Dataset excerpt:
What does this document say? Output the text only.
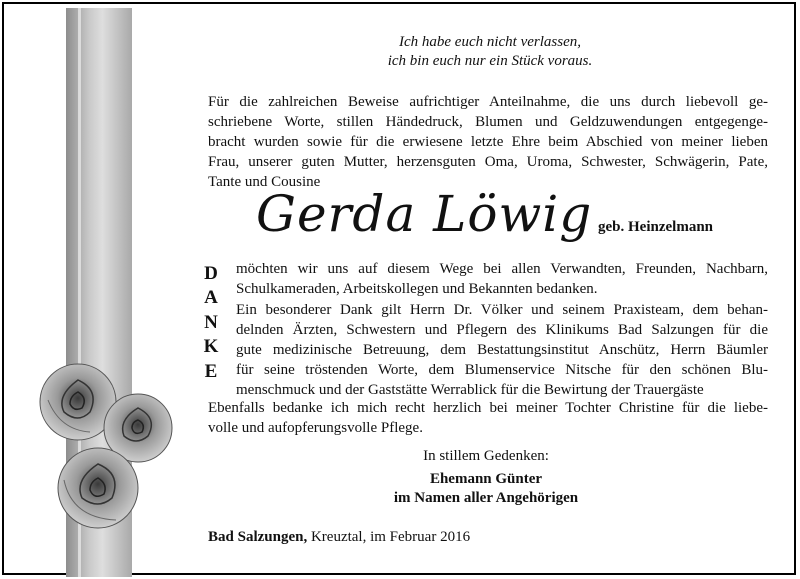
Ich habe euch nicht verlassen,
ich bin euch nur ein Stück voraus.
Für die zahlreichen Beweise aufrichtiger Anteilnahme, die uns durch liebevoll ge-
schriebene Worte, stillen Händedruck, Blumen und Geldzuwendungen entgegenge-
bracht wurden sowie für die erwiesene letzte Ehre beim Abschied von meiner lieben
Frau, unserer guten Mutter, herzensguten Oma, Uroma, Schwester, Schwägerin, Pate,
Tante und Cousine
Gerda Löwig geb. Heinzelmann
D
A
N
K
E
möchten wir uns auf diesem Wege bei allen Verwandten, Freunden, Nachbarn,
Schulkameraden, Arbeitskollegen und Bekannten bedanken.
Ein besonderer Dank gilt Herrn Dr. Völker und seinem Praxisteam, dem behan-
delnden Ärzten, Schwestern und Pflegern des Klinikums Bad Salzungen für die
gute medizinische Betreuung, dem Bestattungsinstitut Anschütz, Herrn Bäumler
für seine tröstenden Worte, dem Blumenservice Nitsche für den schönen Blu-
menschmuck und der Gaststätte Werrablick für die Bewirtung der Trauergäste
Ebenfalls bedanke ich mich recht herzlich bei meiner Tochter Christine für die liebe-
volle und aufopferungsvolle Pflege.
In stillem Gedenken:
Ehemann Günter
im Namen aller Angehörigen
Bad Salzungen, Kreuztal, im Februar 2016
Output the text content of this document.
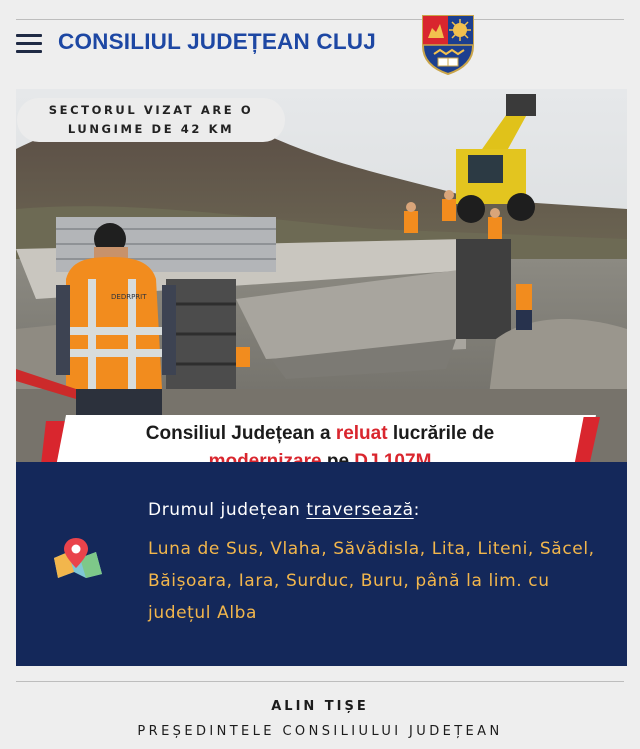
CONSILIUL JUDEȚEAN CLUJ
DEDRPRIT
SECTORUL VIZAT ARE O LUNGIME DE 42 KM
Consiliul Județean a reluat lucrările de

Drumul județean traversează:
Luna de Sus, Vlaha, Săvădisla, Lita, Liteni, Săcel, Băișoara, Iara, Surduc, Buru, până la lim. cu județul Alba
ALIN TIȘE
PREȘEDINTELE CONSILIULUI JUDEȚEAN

- [TASK INSTRUCTIONS]
Leaving out the pictures, repeat the data above exactly.

- [SOLUTION TO THE PROBLEM]
What does this document say? Output the text only.
Ich habe euch nicht verlassen,
ich bin euch nur ein Stück voraus.
Für die zahlreichen Beweise aufrichtiger Anteilnahme, die uns durch liebevoll ge-
schriebene Worte, stillen Händedruck, Blumen und Geldzuwendungen entgegenge-
bracht wurden sowie für die erwiesene letzte Ehre beim Abschied von meiner lieben
Frau, unserer guten Mutter, herzensguten Oma, Uroma, Schwester, Schwägerin, Pate,
Tante und Cousine
Gerda Löwig geb. Heinzelmann
D
A
N
K
E
möchten wir uns auf diesem Wege bei allen Verwandten, Freunden, Nachbarn,
Schulkameraden, Arbeitskollegen und Bekannten bedanken.
Ein besonderer Dank gilt Herrn Dr. Völker und seinem Praxisteam, dem behan-
delnden Ärzten, Schwestern und Pflegern des Klinikums Bad Salzungen für die
gute medizinische Betreuung, dem Bestattungsinstitut Anschütz, Herrn Bäumler
für seine tröstenden Worte, dem Blumenservice Nitsche für den schönen Blu-
menschmuck und der Gaststätte Werrablick für die Bewirtung der Trauergäste
Ebenfalls bedanke ich mich recht herzlich bei meiner Tochter Christine für die liebe-
volle und aufopferungsvolle Pflege.
In stillem Gedenken:
Ehemann Günter
im Namen aller Angehörigen
Bad Salzungen, Kreuztal, im Februar 2016
Output the text content of this document.
CONSILIUL JUDEȚEAN CLUJ
DEDRPRIT
SECTORUL VIZAT ARE O LUNGIME DE 42 KM
Consiliul Județean a reluat lucrările de

Drumul județean traversează:
Luna de Sus, Vlaha, Săvădisla, Lita, Liteni, Săcel, Băișoara, Iara, Surduc, Buru, până la lim. cu județul Alba
ALIN TIȘE
PREȘEDINTELE CONSILIULUI JUDEȚEAN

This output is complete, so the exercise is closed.